◆ **Instructions to follow**:
Look for "finitely" in each line of the entries, and return the matching lines.
Start of Dataset records
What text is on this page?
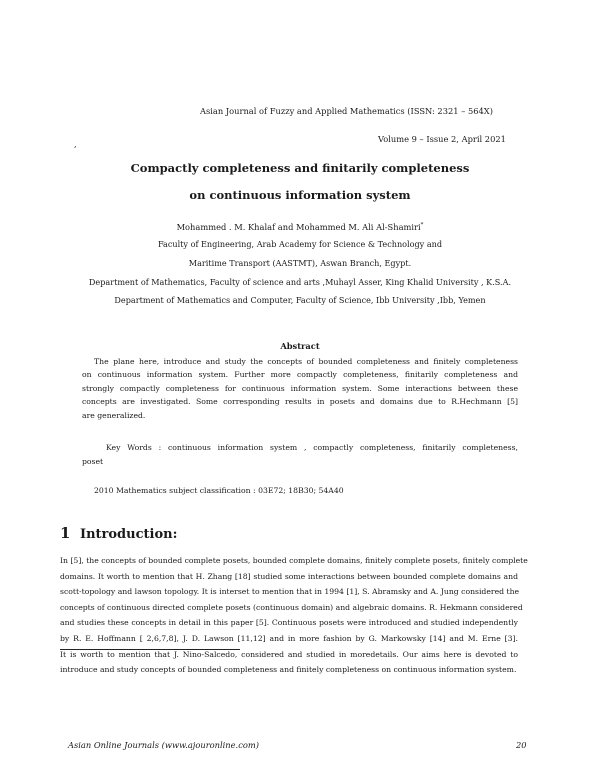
Asian Journal of Fuzzy and Applied Mathematics (ISSN: 2321 – 564X)
,
Volume 9 – Issue 2, April 2021
Compactly completeness and finitarily completeness
on continuous information system
Mohammed . M. Khalaf and Mohammed M. Ali Al-Shamiri*
Faculty of Engineering, Arab Academy for Science & Technology and
Maritime Transport (AASTMT), Aswan Branch, Egypt.
Department of Mathematics, Faculty of science and arts ,Muhayl Asser, King Khalid University , K.S.A.
Department of Mathematics and Computer, Faculty of Science, Ibb University ,Ibb, Yemen
Abstract
The plane here, introduce and study the concepts of bounded completeness and finitely completeness
on continuous information system. Further more compactly completeness, finitarily completeness and
strongly compactly completeness for continuous information system. Some interactions between these
concepts are investigated. Some corresponding results in posets and domains due to R.Hechmann [5]
are generalized.
Key Words : continuous information system , compactly completeness, finitarily completeness,
poset
2010 Mathematics subject classification : 03E72; 18B30; 54A40
1 Introduction:
In [5], the concepts of bounded complete posets, bounded complete domains, finitely complete posets, finitely complete
domains. It worth to mention that H. Zhang [18] studied some interactions between bounded complete domains and
scott-topology and lawson topology. It is interset to mention that in 1994 [1], S. Abramsky and A. Jung considered the
concepts of continuous directed complete posets (continuous domain) and algebraic domains. R. Hekmann considered
and studies these concepts in detail in this paper [5]. Continuous posets were introduced and studied independently
by R. E. Hoffmann [ 2,6,7,8], J. D. Lawson [11,12] and in more fashion by G. Markowsky [14] and M. Erne [3].
It is worth to mention that J. Nino-Salcedo, considered and studied in moredetails. Our aims here is devoted to
introduce and study concepts of bounded completeness and finitely completeness on continuous information system.
Asian Online Journals (www.ajouronline.com)	20
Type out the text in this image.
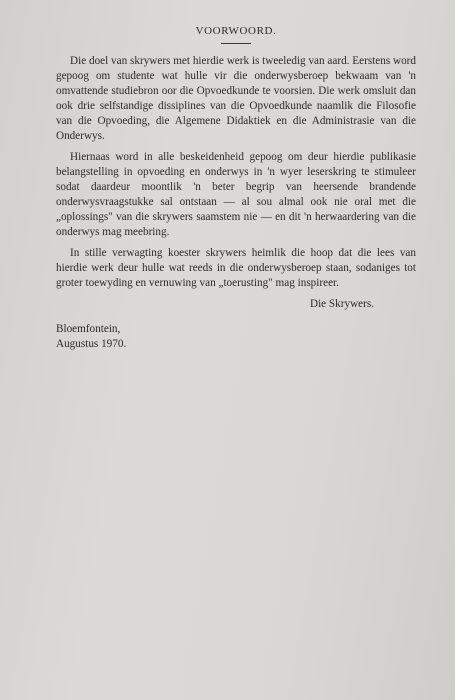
VOORWOORD.

Die doel van skrywers met hierdie werk is tweeledig van aard. Eerstens word gepoog om studente wat hulle vir die onderwysberoep bekwaam van 'n omvattende studiebron oor die Opvoedkunde te voorsien. Die werk omsluit dan ook drie selfstandige dissiplines van die Opvoedkunde naamlik die Filosofie van die Opvoeding, die Algemene Didaktiek en die Administrasie van die Onderwys.

Hiernaas word in alle beskeidenheid gepoog om deur hierdie publikasie belangstelling in opvoeding en onderwys in 'n wyer leserskring te stimuleer sodat daardeur moontlik 'n beter begrip van heersende brandende onderwysvraagstukke sal ontstaan — al sou almal ook nie oral met die „oplossings" van die skrywers saamstem nie — en dit 'n herwaardering van die onderwys mag meebring.

In stille verwagting koester skrywers heimlik die hoop dat die lees van hierdie werk deur hulle wat reeds in die onderwysberoep staan, sodaniges tot groter toewyding en vernuwing van „toerusting" mag inspireer.

Die Skrywers.

Bloemfontein,

Augustus 1970.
End of Dataset records
◆ **Answer to the exercise**:
The plane here, introduce and study the concepts of bounded completeness and finitely completeness
In [5], the concepts of bounded complete posets, bounded complete domains, finitely complete posets, finitely complete
introduce and study concepts of bounded completeness and finitely completeness on continuous information system.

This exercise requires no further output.